Collected data entries:
========

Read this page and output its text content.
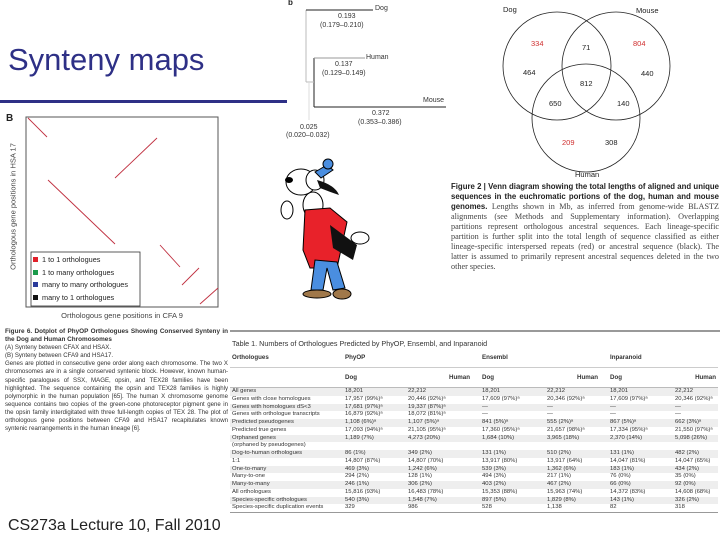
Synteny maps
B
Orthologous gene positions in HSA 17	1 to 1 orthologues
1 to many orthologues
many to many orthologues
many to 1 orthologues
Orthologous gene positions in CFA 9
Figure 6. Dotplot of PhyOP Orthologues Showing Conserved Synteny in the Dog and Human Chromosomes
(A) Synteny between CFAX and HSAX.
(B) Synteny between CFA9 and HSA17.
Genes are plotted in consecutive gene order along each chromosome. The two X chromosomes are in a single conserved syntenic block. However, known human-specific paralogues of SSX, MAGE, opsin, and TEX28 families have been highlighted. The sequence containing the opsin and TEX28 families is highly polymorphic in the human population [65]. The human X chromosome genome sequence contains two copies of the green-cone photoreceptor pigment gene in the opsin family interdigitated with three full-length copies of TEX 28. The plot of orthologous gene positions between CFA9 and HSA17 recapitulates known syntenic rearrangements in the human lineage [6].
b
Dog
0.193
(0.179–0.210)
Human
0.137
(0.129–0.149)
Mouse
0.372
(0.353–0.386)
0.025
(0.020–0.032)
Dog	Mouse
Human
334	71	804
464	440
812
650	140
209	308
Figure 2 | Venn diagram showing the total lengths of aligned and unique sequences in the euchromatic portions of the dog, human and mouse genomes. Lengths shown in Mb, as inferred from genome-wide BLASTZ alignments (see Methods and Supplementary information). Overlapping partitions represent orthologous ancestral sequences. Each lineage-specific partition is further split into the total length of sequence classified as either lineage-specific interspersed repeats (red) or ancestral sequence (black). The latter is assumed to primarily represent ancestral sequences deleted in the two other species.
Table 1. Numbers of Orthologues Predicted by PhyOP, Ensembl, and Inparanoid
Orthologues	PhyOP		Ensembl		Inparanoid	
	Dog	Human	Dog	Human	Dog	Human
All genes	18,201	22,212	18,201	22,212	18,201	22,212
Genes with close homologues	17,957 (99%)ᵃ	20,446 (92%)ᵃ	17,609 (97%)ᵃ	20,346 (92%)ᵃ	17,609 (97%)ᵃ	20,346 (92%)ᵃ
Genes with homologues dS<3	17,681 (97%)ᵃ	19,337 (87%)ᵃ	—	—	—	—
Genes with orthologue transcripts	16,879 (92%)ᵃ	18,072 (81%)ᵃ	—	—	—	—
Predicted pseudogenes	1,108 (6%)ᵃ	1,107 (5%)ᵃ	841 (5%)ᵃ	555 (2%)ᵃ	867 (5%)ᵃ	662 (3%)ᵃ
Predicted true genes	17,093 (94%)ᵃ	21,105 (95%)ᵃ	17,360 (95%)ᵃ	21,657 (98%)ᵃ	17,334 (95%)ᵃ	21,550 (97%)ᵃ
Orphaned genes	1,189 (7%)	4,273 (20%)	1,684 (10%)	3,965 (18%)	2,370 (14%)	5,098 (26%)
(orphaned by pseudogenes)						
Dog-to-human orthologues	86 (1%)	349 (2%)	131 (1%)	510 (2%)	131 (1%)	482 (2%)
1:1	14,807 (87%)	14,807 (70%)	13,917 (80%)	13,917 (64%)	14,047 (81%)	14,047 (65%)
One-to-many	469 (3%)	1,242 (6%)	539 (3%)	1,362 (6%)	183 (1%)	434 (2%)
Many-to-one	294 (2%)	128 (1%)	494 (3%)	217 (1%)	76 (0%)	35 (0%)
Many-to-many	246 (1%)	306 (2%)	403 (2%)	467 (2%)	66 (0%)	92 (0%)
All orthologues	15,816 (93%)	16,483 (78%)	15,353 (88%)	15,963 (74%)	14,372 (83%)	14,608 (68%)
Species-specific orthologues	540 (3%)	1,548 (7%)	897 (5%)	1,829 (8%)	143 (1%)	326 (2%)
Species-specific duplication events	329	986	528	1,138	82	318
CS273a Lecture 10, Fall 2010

========

→ **ACTION ITEM**
Whenever the string "PhyOP" turns up in a line above, copy that line out.

→ **WORKED SOLUTION**
Figure 6. Dotplot of PhyOP Orthologues Showing Conserved Synteny in the Dog and Human Chromosomes
Table 1. Numbers of Orthologues Predicted by PhyOP, Ensembl, and Inparanoid
Orthologues	PhyOP		Ensembl		Inparanoid	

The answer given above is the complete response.